Start of Material provided

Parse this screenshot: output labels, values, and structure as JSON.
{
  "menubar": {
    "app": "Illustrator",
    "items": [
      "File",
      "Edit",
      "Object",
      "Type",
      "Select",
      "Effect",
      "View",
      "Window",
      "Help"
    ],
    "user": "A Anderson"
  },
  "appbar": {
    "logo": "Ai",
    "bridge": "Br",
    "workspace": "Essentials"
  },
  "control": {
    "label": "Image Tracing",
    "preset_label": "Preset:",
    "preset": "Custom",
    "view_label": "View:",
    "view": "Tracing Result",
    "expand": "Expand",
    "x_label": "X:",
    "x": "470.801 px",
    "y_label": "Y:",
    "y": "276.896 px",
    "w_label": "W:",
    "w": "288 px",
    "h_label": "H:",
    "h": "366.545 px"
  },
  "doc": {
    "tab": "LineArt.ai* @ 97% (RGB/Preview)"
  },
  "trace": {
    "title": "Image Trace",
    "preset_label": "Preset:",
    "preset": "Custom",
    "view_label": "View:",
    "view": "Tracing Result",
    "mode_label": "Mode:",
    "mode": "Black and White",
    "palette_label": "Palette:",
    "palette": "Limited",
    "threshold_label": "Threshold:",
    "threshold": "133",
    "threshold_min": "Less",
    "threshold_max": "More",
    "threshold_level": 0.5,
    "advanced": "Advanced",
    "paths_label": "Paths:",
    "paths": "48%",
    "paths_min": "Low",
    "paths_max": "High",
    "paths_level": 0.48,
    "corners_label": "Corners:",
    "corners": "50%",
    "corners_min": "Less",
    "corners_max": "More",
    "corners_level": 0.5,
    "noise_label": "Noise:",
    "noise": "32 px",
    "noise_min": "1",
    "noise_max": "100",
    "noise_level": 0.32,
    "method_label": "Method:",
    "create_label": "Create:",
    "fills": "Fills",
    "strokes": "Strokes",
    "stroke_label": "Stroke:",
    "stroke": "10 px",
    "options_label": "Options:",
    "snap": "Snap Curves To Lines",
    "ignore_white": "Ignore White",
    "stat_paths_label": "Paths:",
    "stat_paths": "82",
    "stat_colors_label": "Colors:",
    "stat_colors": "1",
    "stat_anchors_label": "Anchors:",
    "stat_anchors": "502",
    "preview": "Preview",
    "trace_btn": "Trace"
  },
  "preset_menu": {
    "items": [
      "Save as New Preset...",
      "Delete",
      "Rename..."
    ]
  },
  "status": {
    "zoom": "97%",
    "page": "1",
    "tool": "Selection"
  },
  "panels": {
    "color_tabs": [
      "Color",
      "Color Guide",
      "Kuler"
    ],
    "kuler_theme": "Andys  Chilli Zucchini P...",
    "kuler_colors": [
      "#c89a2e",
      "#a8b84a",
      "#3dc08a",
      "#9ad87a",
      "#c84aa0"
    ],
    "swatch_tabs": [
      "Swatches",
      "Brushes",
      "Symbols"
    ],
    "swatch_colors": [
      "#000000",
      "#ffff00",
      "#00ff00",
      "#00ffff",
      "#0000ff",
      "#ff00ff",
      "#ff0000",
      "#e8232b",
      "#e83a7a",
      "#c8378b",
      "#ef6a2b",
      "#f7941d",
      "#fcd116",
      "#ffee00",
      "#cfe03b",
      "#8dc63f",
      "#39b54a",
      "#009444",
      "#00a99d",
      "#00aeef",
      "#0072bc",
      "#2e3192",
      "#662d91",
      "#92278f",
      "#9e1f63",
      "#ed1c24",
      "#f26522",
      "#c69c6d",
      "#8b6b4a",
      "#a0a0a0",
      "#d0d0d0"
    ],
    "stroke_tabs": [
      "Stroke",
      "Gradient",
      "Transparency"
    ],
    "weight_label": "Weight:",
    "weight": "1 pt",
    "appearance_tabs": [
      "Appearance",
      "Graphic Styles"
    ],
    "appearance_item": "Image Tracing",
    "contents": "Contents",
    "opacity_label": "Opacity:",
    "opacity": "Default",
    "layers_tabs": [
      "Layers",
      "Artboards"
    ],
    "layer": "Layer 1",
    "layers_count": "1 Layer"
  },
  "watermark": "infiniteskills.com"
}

End of Material provided

Retype the material above, line by line, exactly.

Parse this screenshot: output labels, values, and structure as JSON.
{
  "menubar": {
    "app": "Illustrator",
    "items": [
      "File",
      "Edit",
      "Object",
      "Type",
      "Select",
      "Effect",
      "View",
      "Window",
      "Help"
    ],
    "user": "A Anderson"
  },
  "appbar": {
    "logo": "Ai",
    "bridge": "Br",
    "workspace": "Essentials"
  },
  "control": {
    "label": "Image Tracing",
    "preset_label": "Preset:",
    "preset": "Custom",
    "view_label": "View:",
    "view": "Tracing Result",
    "expand": "Expand",
    "x_label": "X:",
    "x": "470.801 px",
    "y_label": "Y:",
    "y": "276.896 px",
    "w_label": "W:",
    "w": "288 px",
    "h_label": "H:",
    "h": "366.545 px"
  },
  "doc": {
    "tab": "LineArt.ai* @ 97% (RGB/Preview)"
  },
  "trace": {
    "title": "Image Trace",
    "preset_label": "Preset:",
    "preset": "Custom",
    "view_label": "View:",
    "view": "Tracing Result",
    "mode_label": "Mode:",
    "mode": "Black and White",
    "palette_label": "Palette:",
    "palette": "Limited",
    "threshold_label": "Threshold:",
    "threshold": "133",
    "threshold_min": "Less",
    "threshold_max": "More",
    "threshold_level": 0.5,
    "advanced": "Advanced",
    "paths_label": "Paths:",
    "paths": "48%",
    "paths_min": "Low",
    "paths_max": "High",
    "paths_level": 0.48,
    "corners_label": "Corners:",
    "corners": "50%",
    "corners_min": "Less",
    "corners_max": "More",
    "corners_level": 0.5,
    "noise_label": "Noise:",
    "noise": "32 px",
    "noise_min": "1",
    "noise_max": "100",
    "noise_level": 0.32,
    "method_label": "Method:",
    "create_label": "Create:",
    "fills": "Fills",
    "strokes": "Strokes",
    "stroke_label": "Stroke:",
    "stroke": "10 px",
    "options_label": "Options:",
    "snap": "Snap Curves To Lines",
    "ignore_white": "Ignore White",
    "stat_paths_label": "Paths:",
    "stat_paths": "82",
    "stat_colors_label": "Colors:",
    "stat_colors": "1",
    "stat_anchors_label": "Anchors:",
    "stat_anchors": "502",
    "preview": "Preview",
    "trace_btn": "Trace"
  },
  "preset_menu": {
    "items": [
      "Save as New Preset...",
      "Delete",
      "Rename..."
    ]
  },
  "status": {
    "zoom": "97%",
    "page": "1",
    "tool": "Selection"
  },
  "panels": {
    "color_tabs": [
      "Color",
      "Color Guide",
      "Kuler"
    ],
    "kuler_theme": "Andys  Chilli Zucchini P...",
    "kuler_colors": [
      "#c89a2e",
      "#a8b84a",
      "#3dc08a",
      "#9ad87a",
      "#c84aa0"
    ],
    "swatch_tabs": [
      "Swatches",
      "Brushes",
      "Symbols"
    ],
    "swatch_colors": [
      "#000000",
      "#ffff00",
      "#00ff00",
      "#00ffff",
      "#0000ff",
      "#ff00ff",
      "#ff0000",
      "#e8232b",
      "#e83a7a",
      "#c8378b",
      "#ef6a2b",
      "#f7941d",
      "#fcd116",
      "#ffee00",
      "#cfe03b",
      "#8dc63f",
      "#39b54a",
      "#009444",
      "#00a99d",
      "#00aeef",
      "#0072bc",
      "#2e3192",
      "#662d91",
      "#92278f",
      "#9e1f63",
      "#ed1c24",
      "#f26522",
      "#c69c6d",
      "#8b6b4a",
      "#a0a0a0",
      "#d0d0d0"
    ],
    "stroke_tabs": [
      "Stroke",
      "Gradient",
      "Transparency"
    ],
    "weight_label": "Weight:",
    "weight": "1 pt",
    "appearance_tabs": [
      "Appearance",
      "Graphic Styles"
    ],
    "appearance_item": "Image Tracing",
    "contents": "Contents",
    "opacity_label": "Opacity:",
    "opacity": "Default",
    "layers_tabs": [
      "Layers",
      "Artboards"
    ],
    "layer": "Layer 1",
    "layers_count": "1 Layer"
  },
  "watermark": "infiniteskills.com"
}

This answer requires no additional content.